## [Stated task]
Restate the full set of records exactly, without adding or dropping a word.

Dataset entries:
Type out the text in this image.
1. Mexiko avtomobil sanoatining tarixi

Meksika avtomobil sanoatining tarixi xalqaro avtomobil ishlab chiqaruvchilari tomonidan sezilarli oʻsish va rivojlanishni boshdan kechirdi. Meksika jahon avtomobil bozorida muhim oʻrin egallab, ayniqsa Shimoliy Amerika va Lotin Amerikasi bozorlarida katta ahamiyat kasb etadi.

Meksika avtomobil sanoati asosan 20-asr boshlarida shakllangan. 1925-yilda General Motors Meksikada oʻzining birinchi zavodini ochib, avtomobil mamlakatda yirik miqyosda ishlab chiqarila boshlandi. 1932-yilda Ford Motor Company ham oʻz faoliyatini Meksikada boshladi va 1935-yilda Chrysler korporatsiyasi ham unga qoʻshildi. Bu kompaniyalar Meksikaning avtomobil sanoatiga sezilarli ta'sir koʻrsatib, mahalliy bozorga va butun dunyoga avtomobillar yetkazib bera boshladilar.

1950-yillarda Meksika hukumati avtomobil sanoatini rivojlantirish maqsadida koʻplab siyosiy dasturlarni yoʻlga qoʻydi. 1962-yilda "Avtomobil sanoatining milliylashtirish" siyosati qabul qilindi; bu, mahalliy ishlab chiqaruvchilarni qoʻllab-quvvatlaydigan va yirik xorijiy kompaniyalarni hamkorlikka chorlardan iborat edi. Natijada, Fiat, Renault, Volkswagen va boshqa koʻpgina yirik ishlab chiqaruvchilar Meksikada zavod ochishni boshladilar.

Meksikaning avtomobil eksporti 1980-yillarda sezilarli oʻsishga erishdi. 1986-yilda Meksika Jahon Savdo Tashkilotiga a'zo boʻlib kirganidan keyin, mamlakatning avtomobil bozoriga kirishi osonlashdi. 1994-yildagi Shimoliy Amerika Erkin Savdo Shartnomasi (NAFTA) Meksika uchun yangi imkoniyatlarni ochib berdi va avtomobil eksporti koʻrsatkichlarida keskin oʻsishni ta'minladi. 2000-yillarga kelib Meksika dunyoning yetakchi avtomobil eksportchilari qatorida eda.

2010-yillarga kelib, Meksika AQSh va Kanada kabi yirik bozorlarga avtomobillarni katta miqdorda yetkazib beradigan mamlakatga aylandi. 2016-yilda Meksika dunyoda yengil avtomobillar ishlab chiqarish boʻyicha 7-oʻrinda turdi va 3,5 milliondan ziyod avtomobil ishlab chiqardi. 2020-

## [Exercise solution]
Type out the text in this image.
1. Mexiko avtomobil sanoatining tarixi

Meksika avtomobil sanoatining tarixi xalqaro avtomobil ishlab chiqaruvchilari tomonidan sezilarli oʻsish va rivojlanishni boshdan kechirdi. Meksika jahon avtomobil bozorida muhim oʻrin egallab, ayniqsa Shimoliy Amerika va Lotin Amerikasi bozorlarida katta ahamiyat kasb etadi.

Meksika avtomobil sanoati asosan 20-asr boshlarida shakllangan. 1925-yilda General Motors Meksikada oʻzining birinchi zavodini ochib, avtomobil mamlakatda yirik miqyosda ishlab chiqarila boshlandi. 1932-yilda Ford Motor Company ham oʻz faoliyatini Meksikada boshladi va 1935-yilda Chrysler korporatsiyasi ham unga qoʻshildi. Bu kompaniyalar Meksikaning avtomobil sanoatiga sezilarli ta'sir koʻrsatib, mahalliy bozorga va butun dunyoga avtomobillar yetkazib bera boshladilar.

1950-yillarda Meksika hukumati avtomobil sanoatini rivojlantirish maqsadida koʻplab siyosiy dasturlarni yoʻlga qoʻydi. 1962-yilda "Avtomobil sanoatining milliylashtirish" siyosati qabul qilindi; bu, mahalliy ishlab chiqaruvchilarni qoʻllab-quvvatlaydigan va yirik xorijiy kompaniyalarni hamkorlikka chorlardan iborat edi. Natijada, Fiat, Renault, Volkswagen va boshqa koʻpgina yirik ishlab chiqaruvchilar Meksikada zavod ochishni boshladilar.

Meksikaning avtomobil eksporti 1980-yillarda sezilarli oʻsishga erishdi. 1986-yilda Meksika Jahon Savdo Tashkilotiga a'zo boʻlib kirganidan keyin, mamlakatning avtomobil bozoriga kirishi osonlashdi. 1994-yildagi Shimoliy Amerika Erkin Savdo Shartnomasi (NAFTA) Meksika uchun yangi imkoniyatlarni ochib berdi va avtomobil eksporti koʻrsatkichlarida keskin oʻsishni ta'minladi. 2000-yillarga kelib Meksika dunyoning yetakchi avtomobil eksportchilari qatorida eda.

2010-yillarga kelib, Meksika AQSh va Kanada kabi yirik bozorlarga avtomobillarni katta miqdorda yetkazib beradigan mamlakatga aylandi. 2016-yilda Meksika dunyoda yengil avtomobillar ishlab chiqarish boʻyicha 7-oʻrinda turdi va 3,5 milliondan ziyod avtomobil ishlab chiqardi. 2020-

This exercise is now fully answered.